● **Отрывок документа**

-------

Мы нарядились вмѣстѣ съ конвоемъ въ полную парадную форму (казаки, впрочемъ, были въ шинеляхъ) и въ четыремъ часамъ были уже въ полной готовности ѣхать. Въ это время явились юзъ-баши, сопровождая новое лицо, одѣтое въ форменный парадный халатъ изъ мелкотравчатой индійской парчи. Оказалось, что это тотъ самый Дурбинъ-инакъ, съ которымъ мы уже познакомились при первомъ представленіи эмиру. Онъ бывшій главный казначей эмира, остающійся и понынѣ не безъ вліянія на финансовыя дѣла ханства, а въ настоящее время въ качествѣ «шигаула» (оберъ-церемоніймейстера) пользуется положеніемъ одного изъ самыхъ приближенныхъ лицъ къ эмиру. Это уже пожилой человѣкъ лѣтъ эа пятьдесятъ, но очень еще бодрый, средняго роста, нѣсколько худощавый, съ явно-выкрашенною въ темно-каштановый цвѣтъ окладистою бородой. Типъ лица иранскій; большіе умные, живые глаза; выраженіе физіономіи кроткое, но не безъ того, что называется «себѣ на умѣ»; улыбка тихая, сладковатая; манеры, очень живыя отъ природы, онъ не безъ успѣха старается сдѣлать плавными и сдержанными. Вообще, мы замѣчаемъ, что многимъ «европейцамъ» стоило бы позаимствоваться манерами и умѣньемъ держать себя у этихъ soi-disant, «дикарей-азіятовъ».

Юзъ-баши объяснили, что его высокостепенство нарочно прислалъ самаго близкаго къ своей особѣ человѣка, чтобы съ почетомъ сопровождать насъ на сегодняшнюю аудіенцію. Мы въ лицѣ князя, конечно, отвѣчали, что вполнѣ цѣнимъ столь высокое къ намъ вниманіе.

-------

● **Записанные данные**
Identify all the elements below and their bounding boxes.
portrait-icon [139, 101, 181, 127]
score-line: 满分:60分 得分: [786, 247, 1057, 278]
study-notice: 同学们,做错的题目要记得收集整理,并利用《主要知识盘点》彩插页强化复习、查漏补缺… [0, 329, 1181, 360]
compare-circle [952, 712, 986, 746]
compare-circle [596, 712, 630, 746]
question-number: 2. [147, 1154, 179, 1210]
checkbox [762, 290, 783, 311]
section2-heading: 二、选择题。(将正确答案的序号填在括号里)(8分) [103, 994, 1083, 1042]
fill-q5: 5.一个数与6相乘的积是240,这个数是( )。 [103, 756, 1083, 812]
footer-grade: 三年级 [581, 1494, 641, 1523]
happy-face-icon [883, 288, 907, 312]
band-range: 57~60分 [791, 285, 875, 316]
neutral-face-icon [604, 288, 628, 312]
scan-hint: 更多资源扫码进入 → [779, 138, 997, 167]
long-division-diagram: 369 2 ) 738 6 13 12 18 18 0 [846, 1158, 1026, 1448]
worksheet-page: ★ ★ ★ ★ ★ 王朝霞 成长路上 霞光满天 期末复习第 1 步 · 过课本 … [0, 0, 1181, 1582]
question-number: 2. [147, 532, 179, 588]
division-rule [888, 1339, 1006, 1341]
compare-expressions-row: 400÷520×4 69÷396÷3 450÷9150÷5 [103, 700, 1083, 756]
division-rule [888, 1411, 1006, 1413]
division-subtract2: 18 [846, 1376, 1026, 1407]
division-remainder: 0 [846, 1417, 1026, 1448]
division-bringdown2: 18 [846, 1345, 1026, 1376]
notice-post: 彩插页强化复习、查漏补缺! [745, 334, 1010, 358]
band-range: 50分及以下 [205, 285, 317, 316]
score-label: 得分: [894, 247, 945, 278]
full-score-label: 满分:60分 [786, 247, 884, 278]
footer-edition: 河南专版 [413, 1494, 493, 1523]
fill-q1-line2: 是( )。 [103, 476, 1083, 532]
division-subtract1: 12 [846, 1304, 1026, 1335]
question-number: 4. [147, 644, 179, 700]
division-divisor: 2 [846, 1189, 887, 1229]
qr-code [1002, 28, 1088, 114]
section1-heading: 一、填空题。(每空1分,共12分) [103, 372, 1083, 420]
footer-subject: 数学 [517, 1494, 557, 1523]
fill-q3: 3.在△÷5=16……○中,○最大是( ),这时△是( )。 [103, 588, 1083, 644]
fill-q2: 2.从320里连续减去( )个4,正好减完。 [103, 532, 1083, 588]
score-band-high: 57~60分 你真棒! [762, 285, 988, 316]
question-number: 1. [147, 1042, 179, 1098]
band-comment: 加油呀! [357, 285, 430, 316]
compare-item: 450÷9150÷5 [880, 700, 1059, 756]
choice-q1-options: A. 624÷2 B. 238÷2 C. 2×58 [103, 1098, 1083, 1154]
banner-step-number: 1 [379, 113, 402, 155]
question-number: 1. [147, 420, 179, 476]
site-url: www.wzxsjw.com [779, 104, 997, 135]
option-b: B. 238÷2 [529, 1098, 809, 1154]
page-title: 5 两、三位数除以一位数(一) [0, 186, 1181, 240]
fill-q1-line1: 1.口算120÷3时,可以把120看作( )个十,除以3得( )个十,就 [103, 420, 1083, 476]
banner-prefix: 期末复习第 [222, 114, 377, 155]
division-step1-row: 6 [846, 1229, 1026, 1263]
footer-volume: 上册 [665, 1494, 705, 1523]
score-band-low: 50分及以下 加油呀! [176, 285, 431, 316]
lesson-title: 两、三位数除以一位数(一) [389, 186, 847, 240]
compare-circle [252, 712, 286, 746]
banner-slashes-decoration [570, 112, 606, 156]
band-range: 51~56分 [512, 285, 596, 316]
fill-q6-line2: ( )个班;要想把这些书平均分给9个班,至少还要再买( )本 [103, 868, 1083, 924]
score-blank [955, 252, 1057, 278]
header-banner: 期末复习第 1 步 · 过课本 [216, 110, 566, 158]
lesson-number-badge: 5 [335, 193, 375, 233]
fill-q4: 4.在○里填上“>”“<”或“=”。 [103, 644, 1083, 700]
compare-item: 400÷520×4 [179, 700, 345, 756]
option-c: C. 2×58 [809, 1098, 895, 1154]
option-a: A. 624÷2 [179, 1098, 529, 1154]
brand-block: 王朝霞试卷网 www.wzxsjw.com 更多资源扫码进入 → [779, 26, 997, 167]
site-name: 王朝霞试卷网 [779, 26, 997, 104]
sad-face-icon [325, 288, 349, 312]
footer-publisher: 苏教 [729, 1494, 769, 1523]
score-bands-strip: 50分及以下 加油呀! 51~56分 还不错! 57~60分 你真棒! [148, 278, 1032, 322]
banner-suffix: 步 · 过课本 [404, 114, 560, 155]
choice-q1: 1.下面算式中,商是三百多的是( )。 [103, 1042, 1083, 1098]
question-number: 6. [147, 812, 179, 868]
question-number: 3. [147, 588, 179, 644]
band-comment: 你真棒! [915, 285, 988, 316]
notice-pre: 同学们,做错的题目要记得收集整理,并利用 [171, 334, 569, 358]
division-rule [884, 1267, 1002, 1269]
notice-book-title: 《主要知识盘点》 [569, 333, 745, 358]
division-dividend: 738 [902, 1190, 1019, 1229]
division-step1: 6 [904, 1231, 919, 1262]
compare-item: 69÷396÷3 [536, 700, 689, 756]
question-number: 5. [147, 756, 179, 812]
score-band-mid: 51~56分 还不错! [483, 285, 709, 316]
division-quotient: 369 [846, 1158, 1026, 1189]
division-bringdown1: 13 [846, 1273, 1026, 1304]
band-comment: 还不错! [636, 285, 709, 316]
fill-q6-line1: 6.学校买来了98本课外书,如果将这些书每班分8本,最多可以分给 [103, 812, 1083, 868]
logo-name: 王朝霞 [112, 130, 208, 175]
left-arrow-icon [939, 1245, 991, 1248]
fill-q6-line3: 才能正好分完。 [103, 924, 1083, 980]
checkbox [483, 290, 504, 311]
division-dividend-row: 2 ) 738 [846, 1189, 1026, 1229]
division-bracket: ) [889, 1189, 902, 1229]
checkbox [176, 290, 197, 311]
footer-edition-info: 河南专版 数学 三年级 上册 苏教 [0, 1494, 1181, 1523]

-------

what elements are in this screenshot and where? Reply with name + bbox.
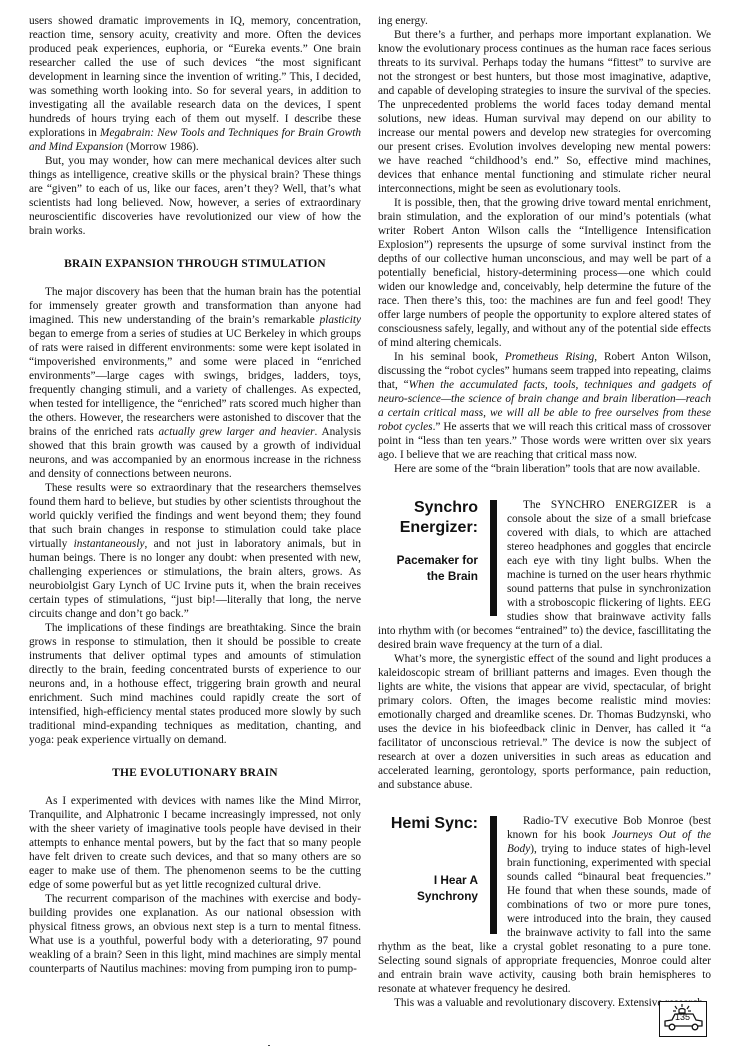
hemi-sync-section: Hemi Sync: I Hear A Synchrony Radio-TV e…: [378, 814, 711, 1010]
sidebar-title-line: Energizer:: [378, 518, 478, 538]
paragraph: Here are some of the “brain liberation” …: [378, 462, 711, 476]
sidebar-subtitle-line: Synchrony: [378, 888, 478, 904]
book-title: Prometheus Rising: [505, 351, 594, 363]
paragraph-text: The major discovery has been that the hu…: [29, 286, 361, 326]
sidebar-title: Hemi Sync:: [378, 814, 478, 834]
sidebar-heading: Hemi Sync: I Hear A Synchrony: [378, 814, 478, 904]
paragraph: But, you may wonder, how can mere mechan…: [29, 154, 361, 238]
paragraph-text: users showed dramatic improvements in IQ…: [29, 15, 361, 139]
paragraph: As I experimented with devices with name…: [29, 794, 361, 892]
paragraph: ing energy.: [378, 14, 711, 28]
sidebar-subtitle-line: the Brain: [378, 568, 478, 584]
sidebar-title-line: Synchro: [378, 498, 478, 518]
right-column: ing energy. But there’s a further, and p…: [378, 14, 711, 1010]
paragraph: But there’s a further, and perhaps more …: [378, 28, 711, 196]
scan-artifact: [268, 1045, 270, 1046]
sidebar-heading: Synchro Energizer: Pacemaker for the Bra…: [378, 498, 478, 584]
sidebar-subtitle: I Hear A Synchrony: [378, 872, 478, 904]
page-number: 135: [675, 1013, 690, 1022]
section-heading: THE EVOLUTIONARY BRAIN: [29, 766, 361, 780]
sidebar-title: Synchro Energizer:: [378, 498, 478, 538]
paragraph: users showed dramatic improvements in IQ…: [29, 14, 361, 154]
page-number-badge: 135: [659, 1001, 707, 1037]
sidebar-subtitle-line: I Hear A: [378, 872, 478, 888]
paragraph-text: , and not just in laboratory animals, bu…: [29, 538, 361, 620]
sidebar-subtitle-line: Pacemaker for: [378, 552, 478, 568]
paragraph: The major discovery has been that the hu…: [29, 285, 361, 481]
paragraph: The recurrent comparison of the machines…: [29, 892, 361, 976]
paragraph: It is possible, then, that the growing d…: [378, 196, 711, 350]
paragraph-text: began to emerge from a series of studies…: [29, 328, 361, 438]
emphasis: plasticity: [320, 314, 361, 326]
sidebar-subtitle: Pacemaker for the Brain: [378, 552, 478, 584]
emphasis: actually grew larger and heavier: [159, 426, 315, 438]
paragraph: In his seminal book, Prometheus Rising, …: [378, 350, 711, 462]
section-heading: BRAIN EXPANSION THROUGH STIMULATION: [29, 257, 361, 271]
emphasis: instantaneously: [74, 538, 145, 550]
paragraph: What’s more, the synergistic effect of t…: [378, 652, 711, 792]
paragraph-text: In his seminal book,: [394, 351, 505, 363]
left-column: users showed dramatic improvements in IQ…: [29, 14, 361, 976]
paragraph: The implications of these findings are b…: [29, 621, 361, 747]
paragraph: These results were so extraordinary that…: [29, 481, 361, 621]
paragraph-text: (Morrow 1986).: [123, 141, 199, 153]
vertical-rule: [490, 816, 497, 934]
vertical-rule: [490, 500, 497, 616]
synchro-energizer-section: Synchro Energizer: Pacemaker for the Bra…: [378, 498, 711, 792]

-------

● **Описание задания**
Определите, согласуются ли с отрывком документа утверждения ниже, и для каждого ответьте «да» или «нет», приведя дословно решающие слова отрывка.
1. Дурбин-инак прежде был главным казначеем эмира.
2. Казаки конвоя были в парадной форме без шинелей.
3. Дурбин-инак прибыл один, без сопровождающих.

● **Правильный ответ**
1. Да: «Онъ бывшій главный казначей эмира».
2. Нет: «казаки, впрочемъ, были въ шинеляхъ».
3. Нет: «явились юзъ-баши, сопровождая новое лицо».